Records from a data collection:
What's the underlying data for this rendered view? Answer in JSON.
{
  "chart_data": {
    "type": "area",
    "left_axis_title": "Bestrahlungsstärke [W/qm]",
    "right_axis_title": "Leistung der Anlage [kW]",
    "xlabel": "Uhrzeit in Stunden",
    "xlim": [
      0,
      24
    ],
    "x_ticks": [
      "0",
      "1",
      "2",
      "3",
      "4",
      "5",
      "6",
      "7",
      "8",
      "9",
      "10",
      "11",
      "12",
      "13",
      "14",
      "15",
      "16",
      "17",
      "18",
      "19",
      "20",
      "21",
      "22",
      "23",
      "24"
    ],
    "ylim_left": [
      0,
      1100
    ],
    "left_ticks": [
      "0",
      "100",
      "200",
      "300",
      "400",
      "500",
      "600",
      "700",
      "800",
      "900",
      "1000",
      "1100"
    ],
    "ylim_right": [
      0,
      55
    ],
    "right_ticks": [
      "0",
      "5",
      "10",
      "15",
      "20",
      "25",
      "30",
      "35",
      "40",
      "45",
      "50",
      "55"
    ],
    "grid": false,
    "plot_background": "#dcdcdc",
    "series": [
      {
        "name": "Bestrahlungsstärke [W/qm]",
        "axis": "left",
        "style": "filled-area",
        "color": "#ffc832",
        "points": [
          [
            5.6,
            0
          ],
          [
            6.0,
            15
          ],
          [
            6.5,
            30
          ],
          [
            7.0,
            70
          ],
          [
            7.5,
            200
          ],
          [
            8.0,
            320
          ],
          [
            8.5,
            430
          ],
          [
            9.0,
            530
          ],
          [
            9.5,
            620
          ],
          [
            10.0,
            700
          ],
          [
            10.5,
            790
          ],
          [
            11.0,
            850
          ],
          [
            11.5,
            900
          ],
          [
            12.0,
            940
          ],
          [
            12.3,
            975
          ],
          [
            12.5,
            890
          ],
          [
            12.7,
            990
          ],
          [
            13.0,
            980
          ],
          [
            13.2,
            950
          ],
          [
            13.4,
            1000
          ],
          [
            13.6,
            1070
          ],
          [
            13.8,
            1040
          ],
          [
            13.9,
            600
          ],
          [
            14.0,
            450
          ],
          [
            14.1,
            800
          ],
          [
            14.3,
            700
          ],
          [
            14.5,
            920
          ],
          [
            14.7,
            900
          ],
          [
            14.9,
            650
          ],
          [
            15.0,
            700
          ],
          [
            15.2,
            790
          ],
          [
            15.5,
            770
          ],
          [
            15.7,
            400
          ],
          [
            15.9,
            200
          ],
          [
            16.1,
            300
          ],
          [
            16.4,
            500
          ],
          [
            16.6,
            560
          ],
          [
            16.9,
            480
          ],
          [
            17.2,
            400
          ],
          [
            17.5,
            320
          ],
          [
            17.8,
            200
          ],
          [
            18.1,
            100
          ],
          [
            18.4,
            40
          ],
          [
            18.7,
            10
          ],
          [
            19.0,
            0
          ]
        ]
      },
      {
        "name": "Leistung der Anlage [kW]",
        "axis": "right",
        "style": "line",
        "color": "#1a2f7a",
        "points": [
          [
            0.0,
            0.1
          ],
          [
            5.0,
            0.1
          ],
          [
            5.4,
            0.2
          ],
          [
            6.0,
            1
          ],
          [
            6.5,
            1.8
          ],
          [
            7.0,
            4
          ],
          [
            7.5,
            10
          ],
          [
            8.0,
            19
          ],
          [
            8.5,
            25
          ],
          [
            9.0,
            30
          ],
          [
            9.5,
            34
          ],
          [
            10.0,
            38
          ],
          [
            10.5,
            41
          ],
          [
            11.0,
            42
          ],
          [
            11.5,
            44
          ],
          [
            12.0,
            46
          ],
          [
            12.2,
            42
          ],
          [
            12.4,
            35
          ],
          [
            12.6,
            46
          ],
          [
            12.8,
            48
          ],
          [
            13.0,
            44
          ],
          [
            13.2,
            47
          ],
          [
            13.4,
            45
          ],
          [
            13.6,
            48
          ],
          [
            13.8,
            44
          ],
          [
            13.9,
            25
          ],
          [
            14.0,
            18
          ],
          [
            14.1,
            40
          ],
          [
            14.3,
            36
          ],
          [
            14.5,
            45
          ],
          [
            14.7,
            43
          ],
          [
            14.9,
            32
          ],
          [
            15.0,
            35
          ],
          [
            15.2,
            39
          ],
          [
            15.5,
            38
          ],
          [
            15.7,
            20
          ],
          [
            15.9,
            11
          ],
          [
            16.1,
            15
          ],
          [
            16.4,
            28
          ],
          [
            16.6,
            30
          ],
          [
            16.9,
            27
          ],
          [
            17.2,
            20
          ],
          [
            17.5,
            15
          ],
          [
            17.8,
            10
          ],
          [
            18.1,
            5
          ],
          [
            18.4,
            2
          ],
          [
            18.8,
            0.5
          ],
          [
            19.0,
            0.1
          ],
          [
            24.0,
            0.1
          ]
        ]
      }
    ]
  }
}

▸ SET PROBLEM: Reproduce the material above without altering a single character.

▸ ANSWER TO THIS PROBLEM:
What's the underlying data for this rendered view? Answer in JSON.
{
  "chart_data": {
    "type": "area",
    "left_axis_title": "Bestrahlungsstärke [W/qm]",
    "right_axis_title": "Leistung der Anlage [kW]",
    "xlabel": "Uhrzeit in Stunden",
    "xlim": [
      0,
      24
    ],
    "x_ticks": [
      "0",
      "1",
      "2",
      "3",
      "4",
      "5",
      "6",
      "7",
      "8",
      "9",
      "10",
      "11",
      "12",
      "13",
      "14",
      "15",
      "16",
      "17",
      "18",
      "19",
      "20",
      "21",
      "22",
      "23",
      "24"
    ],
    "ylim_left": [
      0,
      1100
    ],
    "left_ticks": [
      "0",
      "100",
      "200",
      "300",
      "400",
      "500",
      "600",
      "700",
      "800",
      "900",
      "1000",
      "1100"
    ],
    "ylim_right": [
      0,
      55
    ],
    "right_ticks": [
      "0",
      "5",
      "10",
      "15",
      "20",
      "25",
      "30",
      "35",
      "40",
      "45",
      "50",
      "55"
    ],
    "grid": false,
    "plot_background": "#dcdcdc",
    "series": [
      {
        "name": "Bestrahlungsstärke [W/qm]",
        "axis": "left",
        "style": "filled-area",
        "color": "#ffc832",
        "points": [
          [
            5.6,
            0
          ],
          [
            6.0,
            15
          ],
          [
            6.5,
            30
          ],
          [
            7.0,
            70
          ],
          [
            7.5,
            200
          ],
          [
            8.0,
            320
          ],
          [
            8.5,
            430
          ],
          [
            9.0,
            530
          ],
          [
            9.5,
            620
          ],
          [
            10.0,
            700
          ],
          [
            10.5,
            790
          ],
          [
            11.0,
            850
          ],
          [
            11.5,
            900
          ],
          [
            12.0,
            940
          ],
          [
            12.3,
            975
          ],
          [
            12.5,
            890
          ],
          [
            12.7,
            990
          ],
          [
            13.0,
            980
          ],
          [
            13.2,
            950
          ],
          [
            13.4,
            1000
          ],
          [
            13.6,
            1070
          ],
          [
            13.8,
            1040
          ],
          [
            13.9,
            600
          ],
          [
            14.0,
            450
          ],
          [
            14.1,
            800
          ],
          [
            14.3,
            700
          ],
          [
            14.5,
            920
          ],
          [
            14.7,
            900
          ],
          [
            14.9,
            650
          ],
          [
            15.0,
            700
          ],
          [
            15.2,
            790
          ],
          [
            15.5,
            770
          ],
          [
            15.7,
            400
          ],
          [
            15.9,
            200
          ],
          [
            16.1,
            300
          ],
          [
            16.4,
            500
          ],
          [
            16.6,
            560
          ],
          [
            16.9,
            480
          ],
          [
            17.2,
            400
          ],
          [
            17.5,
            320
          ],
          [
            17.8,
            200
          ],
          [
            18.1,
            100
          ],
          [
            18.4,
            40
          ],
          [
            18.7,
            10
          ],
          [
            19.0,
            0
          ]
        ]
      },
      {
        "name": "Leistung der Anlage [kW]",
        "axis": "right",
        "style": "line",
        "color": "#1a2f7a",
        "points": [
          [
            0.0,
            0.1
          ],
          [
            5.0,
            0.1
          ],
          [
            5.4,
            0.2
          ],
          [
            6.0,
            1
          ],
          [
            6.5,
            1.8
          ],
          [
            7.0,
            4
          ],
          [
            7.5,
            10
          ],
          [
            8.0,
            19
          ],
          [
            8.5,
            25
          ],
          [
            9.0,
            30
          ],
          [
            9.5,
            34
          ],
          [
            10.0,
            38
          ],
          [
            10.5,
            41
          ],
          [
            11.0,
            42
          ],
          [
            11.5,
            44
          ],
          [
            12.0,
            46
          ],
          [
            12.2,
            42
          ],
          [
            12.4,
            35
          ],
          [
            12.6,
            46
          ],
          [
            12.8,
            48
          ],
          [
            13.0,
            44
          ],
          [
            13.2,
            47
          ],
          [
            13.4,
            45
          ],
          [
            13.6,
            48
          ],
          [
            13.8,
            44
          ],
          [
            13.9,
            25
          ],
          [
            14.0,
            18
          ],
          [
            14.1,
            40
          ],
          [
            14.3,
            36
          ],
          [
            14.5,
            45
          ],
          [
            14.7,
            43
          ],
          [
            14.9,
            32
          ],
          [
            15.0,
            35
          ],
          [
            15.2,
            39
          ],
          [
            15.5,
            38
          ],
          [
            15.7,
            20
          ],
          [
            15.9,
            11
          ],
          [
            16.1,
            15
          ],
          [
            16.4,
            28
          ],
          [
            16.6,
            30
          ],
          [
            16.9,
            27
          ],
          [
            17.2,
            20
          ],
          [
            17.5,
            15
          ],
          [
            17.8,
            10
          ],
          [
            18.1,
            5
          ],
          [
            18.4,
            2
          ],
          [
            18.8,
            0.5
          ],
          [
            19.0,
            0.1
          ],
          [
            24.0,
            0.1
          ]
        ]
      }
    ]
  }
}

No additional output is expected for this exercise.